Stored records
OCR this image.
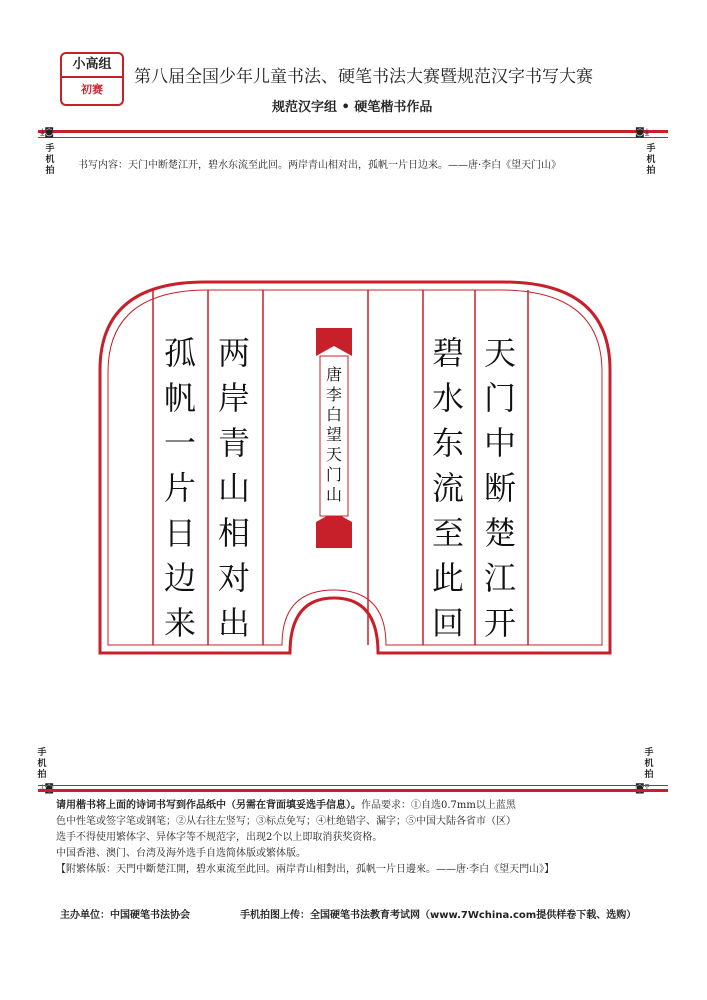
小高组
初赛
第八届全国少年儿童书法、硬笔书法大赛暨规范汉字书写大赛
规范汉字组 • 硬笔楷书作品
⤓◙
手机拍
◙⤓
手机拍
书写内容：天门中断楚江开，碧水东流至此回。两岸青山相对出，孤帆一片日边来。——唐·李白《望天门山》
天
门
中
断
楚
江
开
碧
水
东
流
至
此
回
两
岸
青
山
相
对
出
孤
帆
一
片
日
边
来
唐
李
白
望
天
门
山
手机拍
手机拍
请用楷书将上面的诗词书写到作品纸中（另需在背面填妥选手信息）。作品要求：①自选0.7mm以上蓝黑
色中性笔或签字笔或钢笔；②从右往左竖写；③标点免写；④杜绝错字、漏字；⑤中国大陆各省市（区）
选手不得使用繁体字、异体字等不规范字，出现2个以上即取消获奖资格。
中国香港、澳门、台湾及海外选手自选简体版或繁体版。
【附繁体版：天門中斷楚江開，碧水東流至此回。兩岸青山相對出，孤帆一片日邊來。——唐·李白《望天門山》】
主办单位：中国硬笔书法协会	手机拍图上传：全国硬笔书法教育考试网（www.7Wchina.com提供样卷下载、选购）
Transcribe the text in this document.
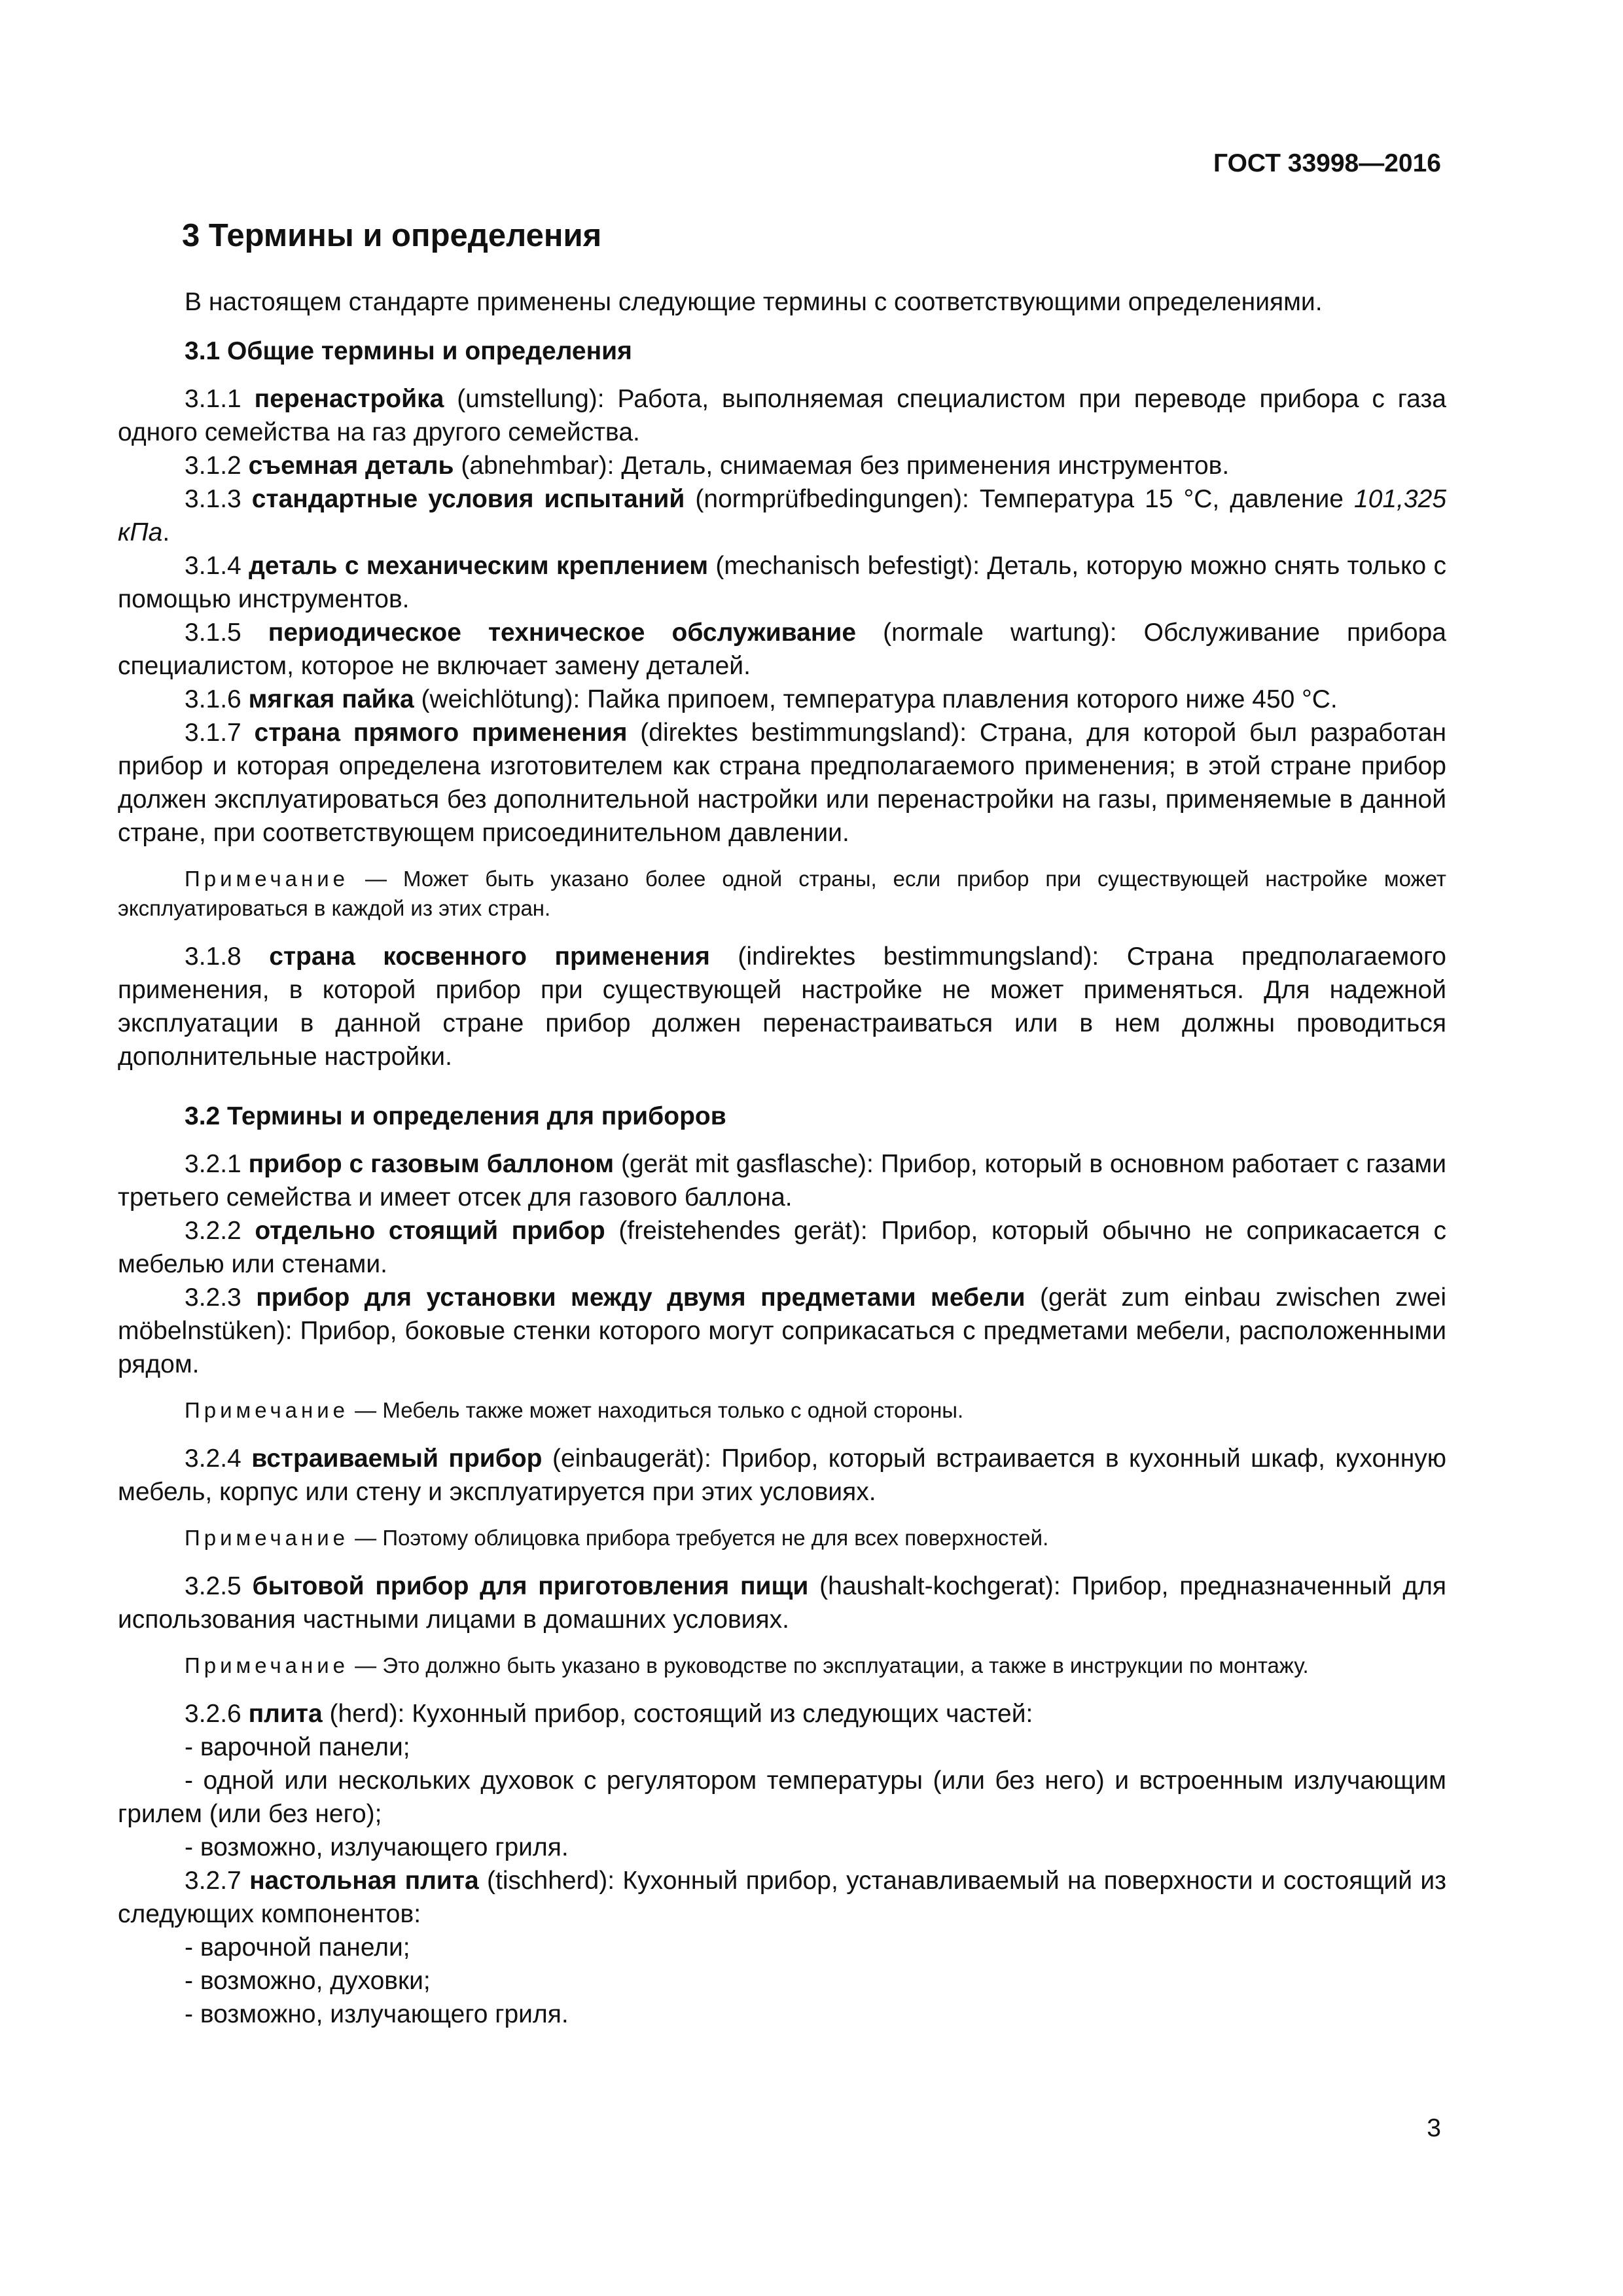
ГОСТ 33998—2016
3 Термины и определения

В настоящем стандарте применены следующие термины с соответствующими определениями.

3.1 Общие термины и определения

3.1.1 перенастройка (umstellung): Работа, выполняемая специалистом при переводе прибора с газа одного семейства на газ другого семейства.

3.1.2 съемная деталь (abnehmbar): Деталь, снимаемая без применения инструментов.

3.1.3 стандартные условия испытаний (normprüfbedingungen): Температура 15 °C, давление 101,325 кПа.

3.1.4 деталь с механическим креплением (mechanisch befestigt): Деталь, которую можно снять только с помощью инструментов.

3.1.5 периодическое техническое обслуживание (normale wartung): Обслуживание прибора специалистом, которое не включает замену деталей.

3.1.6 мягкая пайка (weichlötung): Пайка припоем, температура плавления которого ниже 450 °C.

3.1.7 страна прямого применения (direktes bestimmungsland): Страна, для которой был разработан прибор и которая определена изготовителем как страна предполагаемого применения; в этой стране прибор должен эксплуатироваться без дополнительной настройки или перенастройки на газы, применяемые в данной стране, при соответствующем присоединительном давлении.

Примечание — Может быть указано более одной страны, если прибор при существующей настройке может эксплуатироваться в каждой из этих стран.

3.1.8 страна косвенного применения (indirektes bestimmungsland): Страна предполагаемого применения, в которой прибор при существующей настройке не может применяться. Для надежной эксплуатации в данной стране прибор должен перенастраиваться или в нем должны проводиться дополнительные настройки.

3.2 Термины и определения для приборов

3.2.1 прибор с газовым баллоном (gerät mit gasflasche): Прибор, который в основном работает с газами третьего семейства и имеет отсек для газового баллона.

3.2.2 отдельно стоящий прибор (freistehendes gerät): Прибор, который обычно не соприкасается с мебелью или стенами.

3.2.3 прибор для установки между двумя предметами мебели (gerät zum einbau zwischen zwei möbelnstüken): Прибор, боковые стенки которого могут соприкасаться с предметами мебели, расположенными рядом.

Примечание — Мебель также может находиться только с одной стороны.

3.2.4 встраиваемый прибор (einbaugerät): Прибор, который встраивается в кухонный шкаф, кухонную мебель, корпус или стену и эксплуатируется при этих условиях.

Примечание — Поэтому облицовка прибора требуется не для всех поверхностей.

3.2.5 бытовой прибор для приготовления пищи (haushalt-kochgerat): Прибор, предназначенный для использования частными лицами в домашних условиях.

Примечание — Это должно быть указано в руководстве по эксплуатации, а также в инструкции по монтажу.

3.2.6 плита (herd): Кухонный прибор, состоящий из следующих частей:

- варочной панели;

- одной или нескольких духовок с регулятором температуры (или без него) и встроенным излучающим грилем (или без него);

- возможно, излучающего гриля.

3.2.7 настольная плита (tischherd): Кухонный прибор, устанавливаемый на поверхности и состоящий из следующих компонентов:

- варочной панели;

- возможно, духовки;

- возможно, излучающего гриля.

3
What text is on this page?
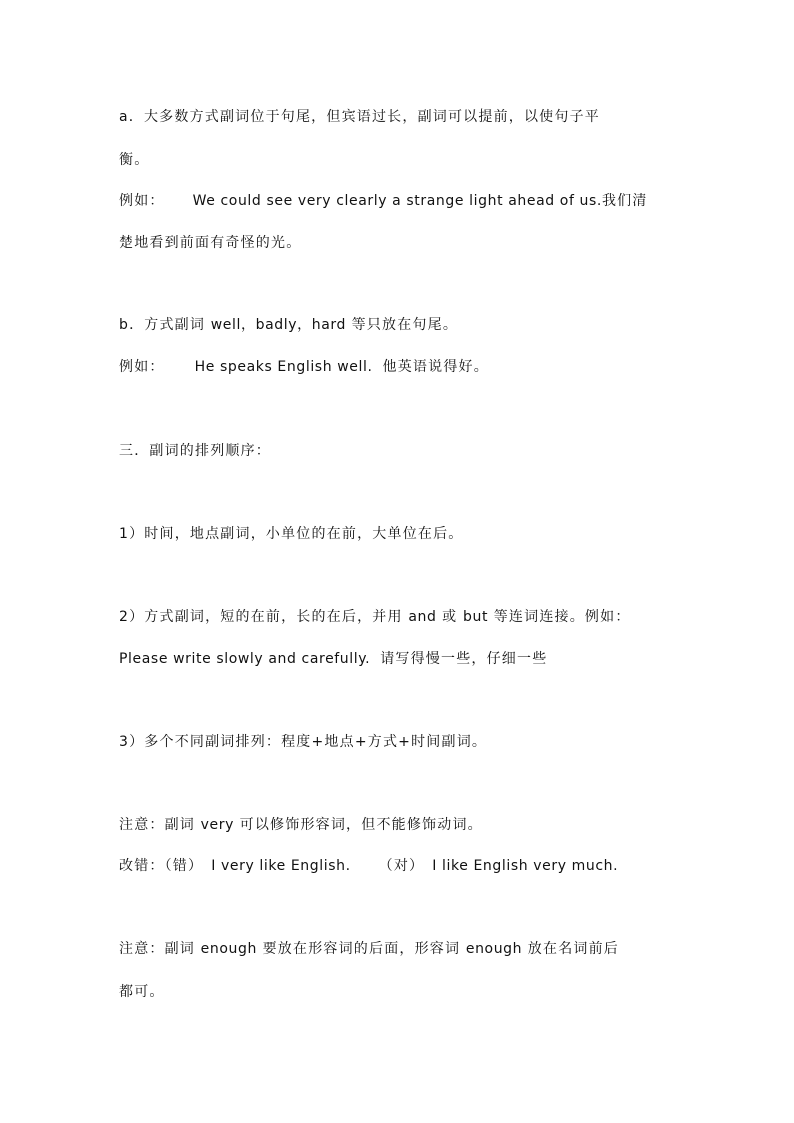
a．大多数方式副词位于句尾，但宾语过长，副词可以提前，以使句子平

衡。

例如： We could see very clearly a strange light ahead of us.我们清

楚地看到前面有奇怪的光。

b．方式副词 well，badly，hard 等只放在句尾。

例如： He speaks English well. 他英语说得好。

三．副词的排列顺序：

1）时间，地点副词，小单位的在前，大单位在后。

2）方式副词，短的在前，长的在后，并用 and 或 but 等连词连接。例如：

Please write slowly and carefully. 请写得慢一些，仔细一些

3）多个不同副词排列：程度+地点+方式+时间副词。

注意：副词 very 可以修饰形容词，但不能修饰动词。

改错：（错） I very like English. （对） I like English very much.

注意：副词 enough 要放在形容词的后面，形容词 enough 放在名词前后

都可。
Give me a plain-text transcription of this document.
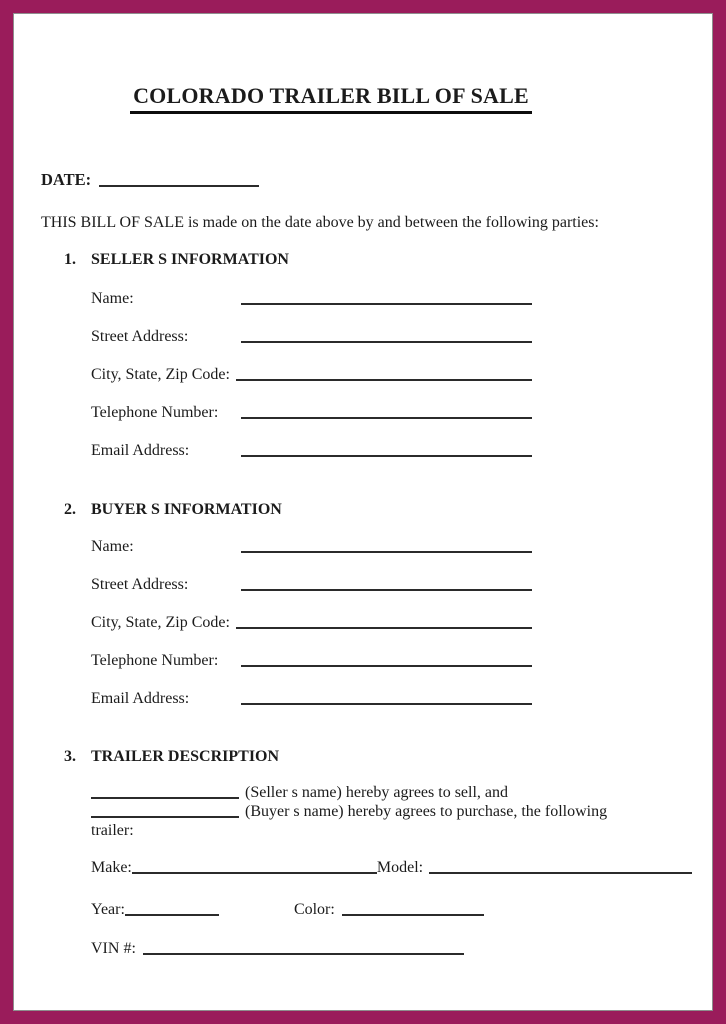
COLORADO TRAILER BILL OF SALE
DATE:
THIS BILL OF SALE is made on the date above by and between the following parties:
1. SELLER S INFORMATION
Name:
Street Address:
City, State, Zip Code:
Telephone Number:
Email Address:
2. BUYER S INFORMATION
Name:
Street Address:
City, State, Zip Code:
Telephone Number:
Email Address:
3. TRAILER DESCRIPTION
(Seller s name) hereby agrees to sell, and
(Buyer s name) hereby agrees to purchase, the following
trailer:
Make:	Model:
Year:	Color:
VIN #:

**Short task**
Every line from the one containing "What text is on this page?" through the end of the listing is to be copied exactly; the pictures are not.

**Response**
What text is on this page?
a．大多数方式副词位于句尾，但宾语过长，副词可以提前，以使句子平

衡。

例如： We could see very clearly a strange light ahead of us.我们清

楚地看到前面有奇怪的光。

b．方式副词 well，badly，hard 等只放在句尾。

例如： He speaks English well. 他英语说得好。

三．副词的排列顺序：

1）时间，地点副词，小单位的在前，大单位在后。

2）方式副词，短的在前，长的在后，并用 and 或 but 等连词连接。例如：

Please write slowly and carefully. 请写得慢一些，仔细一些

3）多个不同副词排列：程度+地点+方式+时间副词。

注意：副词 very 可以修饰形容词，但不能修饰动词。

改错：（错） I very like English. （对） I like English very much.

注意：副词 enough 要放在形容词的后面，形容词 enough 放在名词前后

都可。
Give me a plain-text transcription of this document.
COLORADO TRAILER BILL OF SALE
DATE:
THIS BILL OF SALE is made on the date above by and between the following parties:
1. SELLER S INFORMATION
Name:
Street Address:
City, State, Zip Code:
Telephone Number:
Email Address:
2. BUYER S INFORMATION
Name:
Street Address:
City, State, Zip Code:
Telephone Number:
Email Address:
3. TRAILER DESCRIPTION
(Seller s name) hereby agrees to sell, and
(Buyer s name) hereby agrees to purchase, the following
trailer:
Make:	Model:
Year:	Color:
VIN #:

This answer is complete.